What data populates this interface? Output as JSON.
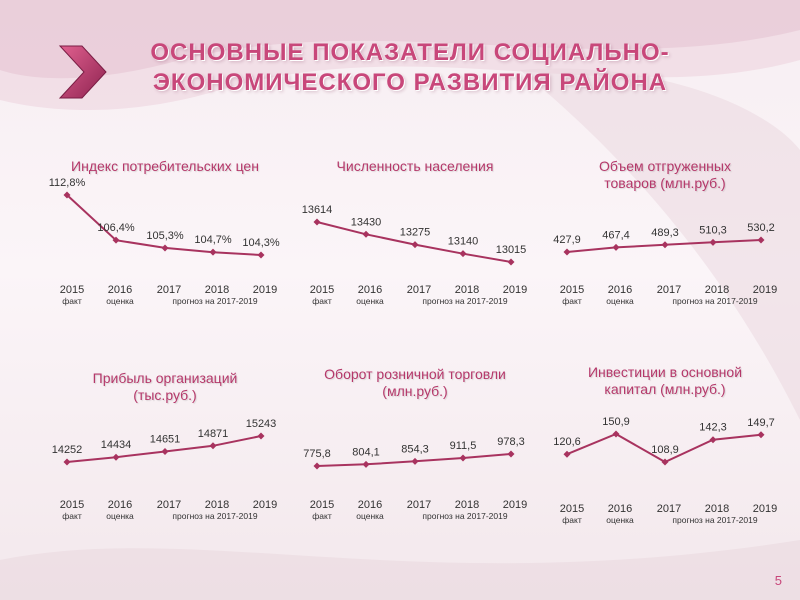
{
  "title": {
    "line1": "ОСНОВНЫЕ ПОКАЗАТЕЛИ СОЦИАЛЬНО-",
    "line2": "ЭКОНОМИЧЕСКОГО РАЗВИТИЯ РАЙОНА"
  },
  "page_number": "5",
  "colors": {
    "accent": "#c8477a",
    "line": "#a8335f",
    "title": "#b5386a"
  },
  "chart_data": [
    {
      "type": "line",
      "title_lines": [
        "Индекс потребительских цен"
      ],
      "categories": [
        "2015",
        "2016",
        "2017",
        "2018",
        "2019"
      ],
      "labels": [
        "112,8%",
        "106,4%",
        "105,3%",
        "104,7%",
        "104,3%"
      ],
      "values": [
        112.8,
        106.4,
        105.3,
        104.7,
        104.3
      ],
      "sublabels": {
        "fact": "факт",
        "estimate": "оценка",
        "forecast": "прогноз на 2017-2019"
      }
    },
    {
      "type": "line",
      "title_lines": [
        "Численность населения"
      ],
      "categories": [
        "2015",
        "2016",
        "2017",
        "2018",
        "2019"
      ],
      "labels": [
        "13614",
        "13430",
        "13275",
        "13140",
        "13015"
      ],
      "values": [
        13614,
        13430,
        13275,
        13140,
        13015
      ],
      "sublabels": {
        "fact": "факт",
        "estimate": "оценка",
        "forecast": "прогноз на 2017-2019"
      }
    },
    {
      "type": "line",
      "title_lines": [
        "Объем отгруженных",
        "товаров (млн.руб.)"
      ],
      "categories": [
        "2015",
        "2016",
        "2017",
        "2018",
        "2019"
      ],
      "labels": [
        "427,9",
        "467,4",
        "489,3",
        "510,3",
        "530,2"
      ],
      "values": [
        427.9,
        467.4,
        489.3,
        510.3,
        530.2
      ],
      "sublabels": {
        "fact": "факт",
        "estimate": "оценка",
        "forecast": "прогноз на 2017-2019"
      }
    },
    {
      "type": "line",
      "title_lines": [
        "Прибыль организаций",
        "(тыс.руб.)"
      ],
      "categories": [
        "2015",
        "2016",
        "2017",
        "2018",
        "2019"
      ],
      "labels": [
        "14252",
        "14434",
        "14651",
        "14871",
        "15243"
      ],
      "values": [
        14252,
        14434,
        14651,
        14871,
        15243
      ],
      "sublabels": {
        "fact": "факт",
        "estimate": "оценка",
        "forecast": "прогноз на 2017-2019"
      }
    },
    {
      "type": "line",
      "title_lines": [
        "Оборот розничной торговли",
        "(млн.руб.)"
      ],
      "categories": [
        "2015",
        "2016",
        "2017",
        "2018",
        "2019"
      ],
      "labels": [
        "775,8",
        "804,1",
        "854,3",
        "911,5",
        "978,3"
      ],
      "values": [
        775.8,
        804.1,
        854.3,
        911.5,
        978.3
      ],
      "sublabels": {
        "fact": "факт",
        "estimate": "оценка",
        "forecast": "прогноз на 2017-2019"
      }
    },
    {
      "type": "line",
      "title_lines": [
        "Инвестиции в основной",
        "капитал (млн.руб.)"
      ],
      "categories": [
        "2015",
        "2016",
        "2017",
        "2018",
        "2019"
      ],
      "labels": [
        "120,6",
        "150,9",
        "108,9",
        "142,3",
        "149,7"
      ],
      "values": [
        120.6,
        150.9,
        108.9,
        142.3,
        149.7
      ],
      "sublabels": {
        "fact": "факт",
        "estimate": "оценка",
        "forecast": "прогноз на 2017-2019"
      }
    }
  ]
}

-.-.-

REQUIRED WORK.
Make an exact copy of the data, leaving its pictures out.

SOLUTION TO THIS TASK.
What data populates this interface? Output as JSON.
{
  "title": {
    "line1": "ОСНОВНЫЕ ПОКАЗАТЕЛИ СОЦИАЛЬНО-",
    "line2": "ЭКОНОМИЧЕСКОГО РАЗВИТИЯ РАЙОНА"
  },
  "page_number": "5",
  "colors": {
    "accent": "#c8477a",
    "line": "#a8335f",
    "title": "#b5386a"
  },
  "chart_data": [
    {
      "type": "line",
      "title_lines": [
        "Индекс потребительских цен"
      ],
      "categories": [
        "2015",
        "2016",
        "2017",
        "2018",
        "2019"
      ],
      "labels": [
        "112,8%",
        "106,4%",
        "105,3%",
        "104,7%",
        "104,3%"
      ],
      "values": [
        112.8,
        106.4,
        105.3,
        104.7,
        104.3
      ],
      "sublabels": {
        "fact": "факт",
        "estimate": "оценка",
        "forecast": "прогноз на 2017-2019"
      }
    },
    {
      "type": "line",
      "title_lines": [
        "Численность населения"
      ],
      "categories": [
        "2015",
        "2016",
        "2017",
        "2018",
        "2019"
      ],
      "labels": [
        "13614",
        "13430",
        "13275",
        "13140",
        "13015"
      ],
      "values": [
        13614,
        13430,
        13275,
        13140,
        13015
      ],
      "sublabels": {
        "fact": "факт",
        "estimate": "оценка",
        "forecast": "прогноз на 2017-2019"
      }
    },
    {
      "type": "line",
      "title_lines": [
        "Объем отгруженных",
        "товаров (млн.руб.)"
      ],
      "categories": [
        "2015",
        "2016",
        "2017",
        "2018",
        "2019"
      ],
      "labels": [
        "427,9",
        "467,4",
        "489,3",
        "510,3",
        "530,2"
      ],
      "values": [
        427.9,
        467.4,
        489.3,
        510.3,
        530.2
      ],
      "sublabels": {
        "fact": "факт",
        "estimate": "оценка",
        "forecast": "прогноз на 2017-2019"
      }
    },
    {
      "type": "line",
      "title_lines": [
        "Прибыль организаций",
        "(тыс.руб.)"
      ],
      "categories": [
        "2015",
        "2016",
        "2017",
        "2018",
        "2019"
      ],
      "labels": [
        "14252",
        "14434",
        "14651",
        "14871",
        "15243"
      ],
      "values": [
        14252,
        14434,
        14651,
        14871,
        15243
      ],
      "sublabels": {
        "fact": "факт",
        "estimate": "оценка",
        "forecast": "прогноз на 2017-2019"
      }
    },
    {
      "type": "line",
      "title_lines": [
        "Оборот розничной торговли",
        "(млн.руб.)"
      ],
      "categories": [
        "2015",
        "2016",
        "2017",
        "2018",
        "2019"
      ],
      "labels": [
        "775,8",
        "804,1",
        "854,3",
        "911,5",
        "978,3"
      ],
      "values": [
        775.8,
        804.1,
        854.3,
        911.5,
        978.3
      ],
      "sublabels": {
        "fact": "факт",
        "estimate": "оценка",
        "forecast": "прогноз на 2017-2019"
      }
    },
    {
      "type": "line",
      "title_lines": [
        "Инвестиции в основной",
        "капитал (млн.руб.)"
      ],
      "categories": [
        "2015",
        "2016",
        "2017",
        "2018",
        "2019"
      ],
      "labels": [
        "120,6",
        "150,9",
        "108,9",
        "142,3",
        "149,7"
      ],
      "values": [
        120.6,
        150.9,
        108.9,
        142.3,
        149.7
      ],
      "sublabels": {
        "fact": "факт",
        "estimate": "оценка",
        "forecast": "прогноз на 2017-2019"
      }
    }
  ]
}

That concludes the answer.